**Given request**:
Check the listing below for lines with the word "Severe" and say how many there are, with nothing but the number.

[A run of records]
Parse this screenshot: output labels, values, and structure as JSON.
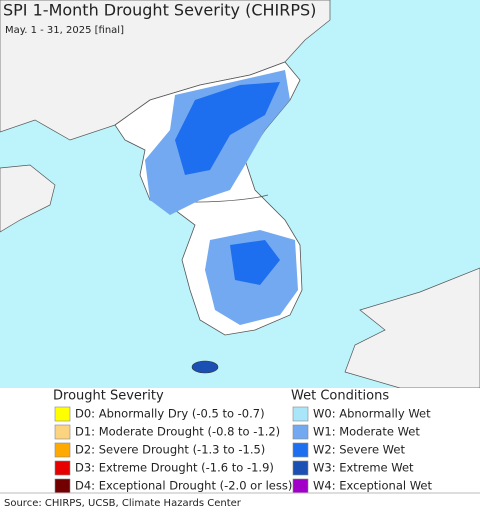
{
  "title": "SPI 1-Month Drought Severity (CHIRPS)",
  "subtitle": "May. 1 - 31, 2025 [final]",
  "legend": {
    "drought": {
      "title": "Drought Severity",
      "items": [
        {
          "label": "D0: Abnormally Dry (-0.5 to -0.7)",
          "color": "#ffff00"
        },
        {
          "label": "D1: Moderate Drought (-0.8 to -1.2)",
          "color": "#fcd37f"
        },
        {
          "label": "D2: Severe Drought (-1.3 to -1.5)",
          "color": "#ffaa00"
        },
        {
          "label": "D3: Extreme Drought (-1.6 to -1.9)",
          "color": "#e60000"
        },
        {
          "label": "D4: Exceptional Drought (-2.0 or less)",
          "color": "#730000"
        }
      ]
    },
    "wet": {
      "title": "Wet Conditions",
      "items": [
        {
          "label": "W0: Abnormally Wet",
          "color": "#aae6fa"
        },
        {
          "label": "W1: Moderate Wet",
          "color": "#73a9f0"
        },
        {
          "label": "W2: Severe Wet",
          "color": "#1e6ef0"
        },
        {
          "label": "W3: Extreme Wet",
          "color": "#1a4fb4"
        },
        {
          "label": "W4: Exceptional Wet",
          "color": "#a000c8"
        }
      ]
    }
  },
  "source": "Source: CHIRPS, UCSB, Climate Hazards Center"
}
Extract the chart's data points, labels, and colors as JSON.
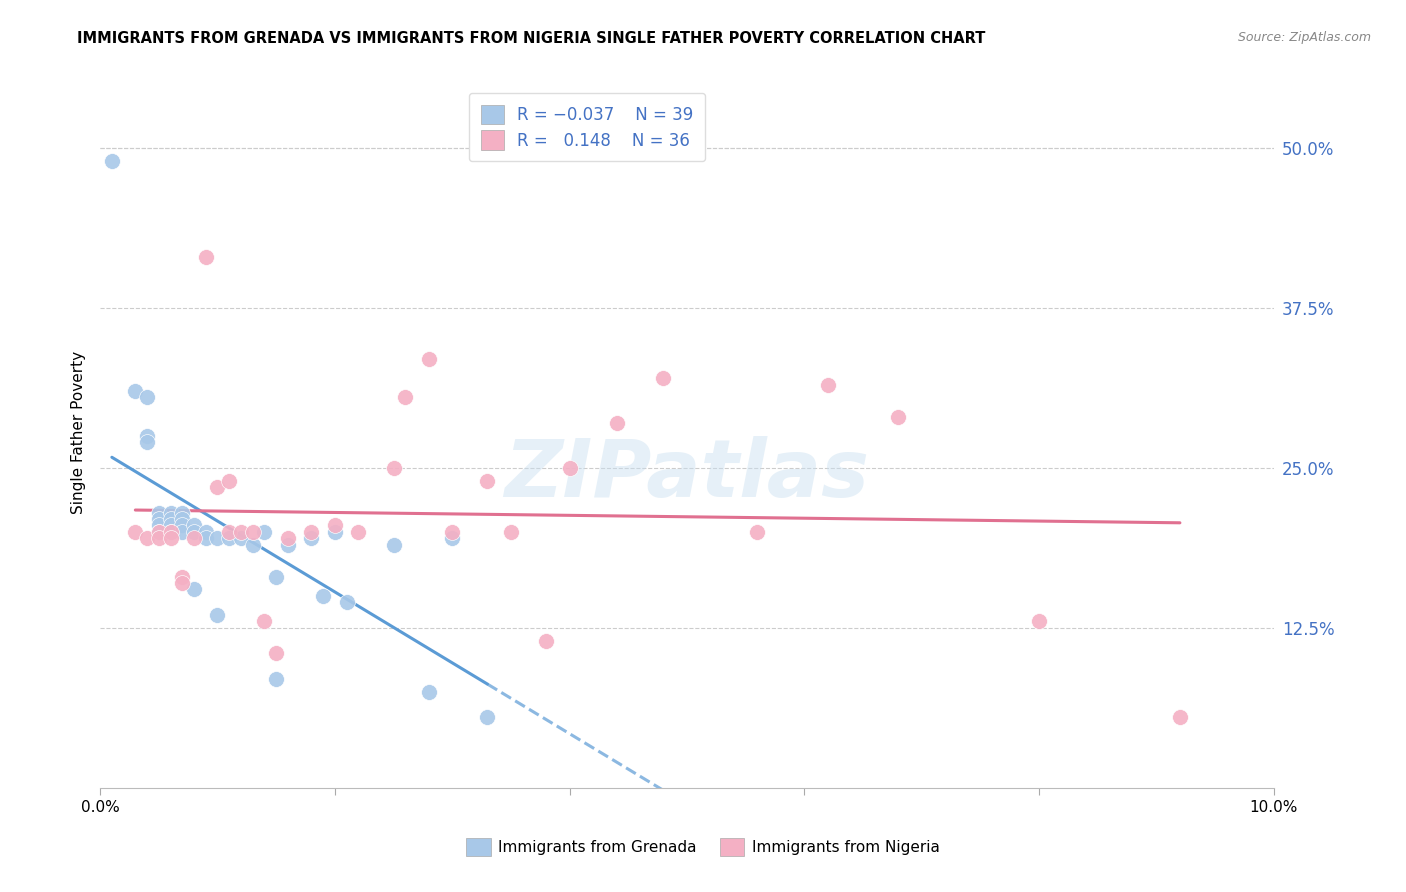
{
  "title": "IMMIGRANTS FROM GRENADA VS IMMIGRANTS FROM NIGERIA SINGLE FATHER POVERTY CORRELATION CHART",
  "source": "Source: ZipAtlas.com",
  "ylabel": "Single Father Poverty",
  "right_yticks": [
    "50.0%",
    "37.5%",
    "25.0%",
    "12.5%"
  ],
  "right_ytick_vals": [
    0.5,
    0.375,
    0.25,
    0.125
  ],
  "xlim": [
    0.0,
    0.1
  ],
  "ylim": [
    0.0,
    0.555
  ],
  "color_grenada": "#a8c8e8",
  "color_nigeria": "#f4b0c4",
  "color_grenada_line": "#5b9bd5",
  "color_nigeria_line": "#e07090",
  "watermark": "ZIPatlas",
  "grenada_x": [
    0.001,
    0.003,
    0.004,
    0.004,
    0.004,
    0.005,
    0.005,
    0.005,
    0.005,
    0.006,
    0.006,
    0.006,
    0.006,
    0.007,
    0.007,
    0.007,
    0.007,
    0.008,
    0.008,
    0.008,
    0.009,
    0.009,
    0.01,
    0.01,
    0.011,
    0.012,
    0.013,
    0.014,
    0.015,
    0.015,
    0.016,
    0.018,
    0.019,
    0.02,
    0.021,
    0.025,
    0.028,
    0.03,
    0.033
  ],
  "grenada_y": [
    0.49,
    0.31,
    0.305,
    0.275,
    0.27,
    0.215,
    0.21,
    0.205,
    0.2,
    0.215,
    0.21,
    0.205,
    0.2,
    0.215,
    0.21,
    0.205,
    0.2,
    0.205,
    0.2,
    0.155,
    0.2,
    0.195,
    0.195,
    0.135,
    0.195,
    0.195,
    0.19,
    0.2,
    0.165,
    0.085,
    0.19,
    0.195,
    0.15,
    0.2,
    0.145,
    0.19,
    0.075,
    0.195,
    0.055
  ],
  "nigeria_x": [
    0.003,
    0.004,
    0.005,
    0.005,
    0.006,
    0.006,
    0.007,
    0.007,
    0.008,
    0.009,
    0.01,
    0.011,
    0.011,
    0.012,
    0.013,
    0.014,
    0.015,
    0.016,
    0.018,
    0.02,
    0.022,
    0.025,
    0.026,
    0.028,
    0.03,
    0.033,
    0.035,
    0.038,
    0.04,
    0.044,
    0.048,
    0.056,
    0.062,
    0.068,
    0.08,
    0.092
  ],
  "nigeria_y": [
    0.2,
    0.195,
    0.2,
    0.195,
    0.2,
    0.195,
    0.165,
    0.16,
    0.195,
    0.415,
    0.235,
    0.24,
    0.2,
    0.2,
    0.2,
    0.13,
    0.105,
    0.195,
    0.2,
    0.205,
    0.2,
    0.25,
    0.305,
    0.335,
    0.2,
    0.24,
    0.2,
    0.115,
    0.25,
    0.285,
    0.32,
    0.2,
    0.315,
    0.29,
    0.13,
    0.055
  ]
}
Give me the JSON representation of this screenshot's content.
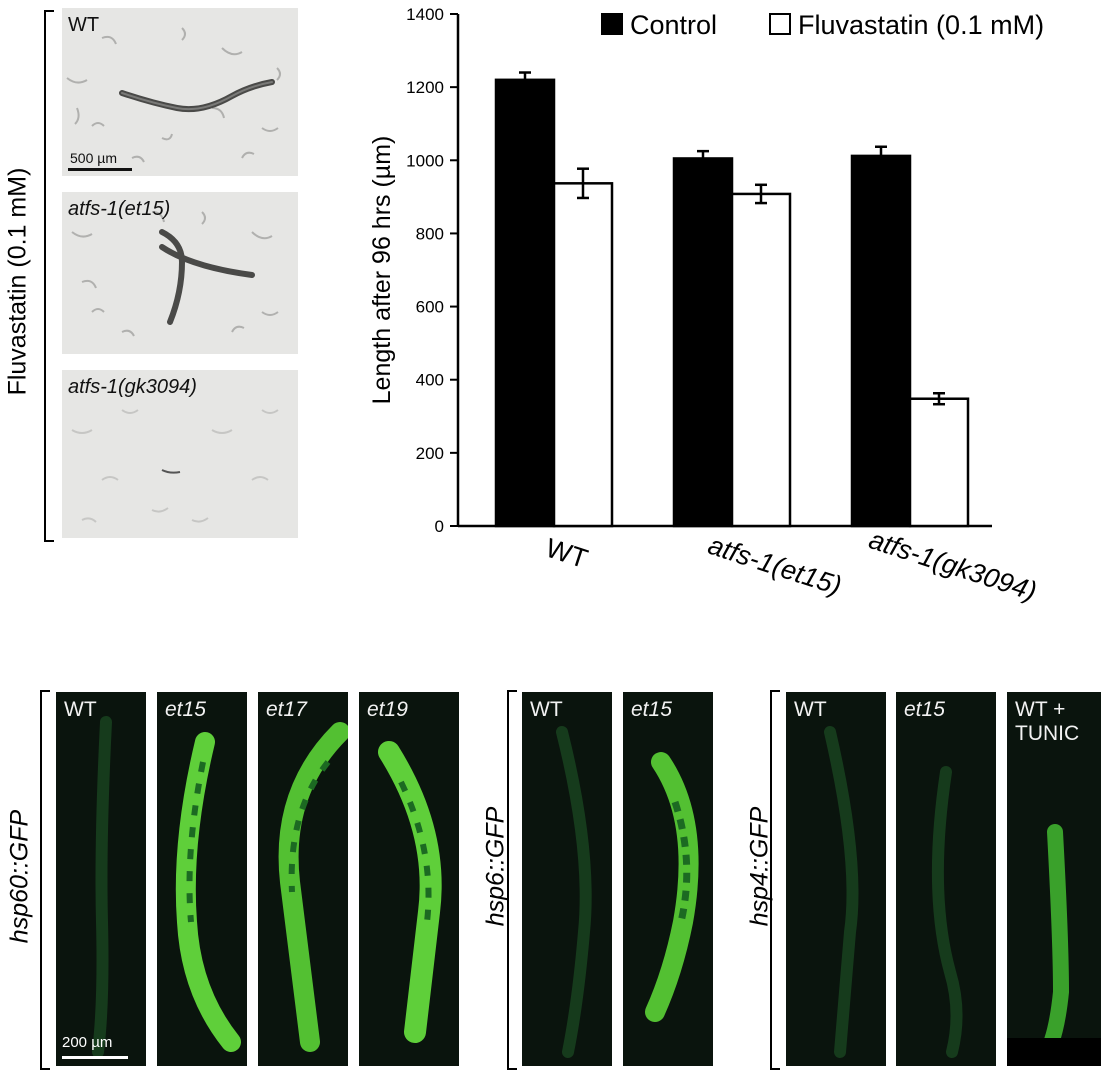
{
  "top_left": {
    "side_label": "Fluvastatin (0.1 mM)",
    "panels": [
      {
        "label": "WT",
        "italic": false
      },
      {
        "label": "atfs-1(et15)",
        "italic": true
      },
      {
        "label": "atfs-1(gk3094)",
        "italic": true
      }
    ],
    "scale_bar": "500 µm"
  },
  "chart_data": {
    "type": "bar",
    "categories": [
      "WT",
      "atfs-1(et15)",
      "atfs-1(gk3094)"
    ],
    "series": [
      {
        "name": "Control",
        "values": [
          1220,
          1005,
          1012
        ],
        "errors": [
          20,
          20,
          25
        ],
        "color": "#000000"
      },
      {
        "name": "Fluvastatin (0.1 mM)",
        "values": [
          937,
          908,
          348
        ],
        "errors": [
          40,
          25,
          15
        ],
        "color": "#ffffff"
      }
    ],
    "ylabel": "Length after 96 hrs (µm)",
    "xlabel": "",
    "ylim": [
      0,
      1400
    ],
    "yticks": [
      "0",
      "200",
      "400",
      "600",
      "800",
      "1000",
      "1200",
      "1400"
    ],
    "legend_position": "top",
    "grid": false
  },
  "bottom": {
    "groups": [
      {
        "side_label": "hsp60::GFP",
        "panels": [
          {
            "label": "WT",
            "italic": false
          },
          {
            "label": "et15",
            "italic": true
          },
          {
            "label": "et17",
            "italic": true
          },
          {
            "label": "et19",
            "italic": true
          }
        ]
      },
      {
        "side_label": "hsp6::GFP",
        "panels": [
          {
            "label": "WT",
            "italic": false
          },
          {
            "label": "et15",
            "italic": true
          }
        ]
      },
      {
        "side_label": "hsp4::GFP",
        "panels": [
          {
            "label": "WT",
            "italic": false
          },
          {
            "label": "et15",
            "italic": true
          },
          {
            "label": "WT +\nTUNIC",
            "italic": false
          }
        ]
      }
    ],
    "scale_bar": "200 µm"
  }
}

**Task solution**:
2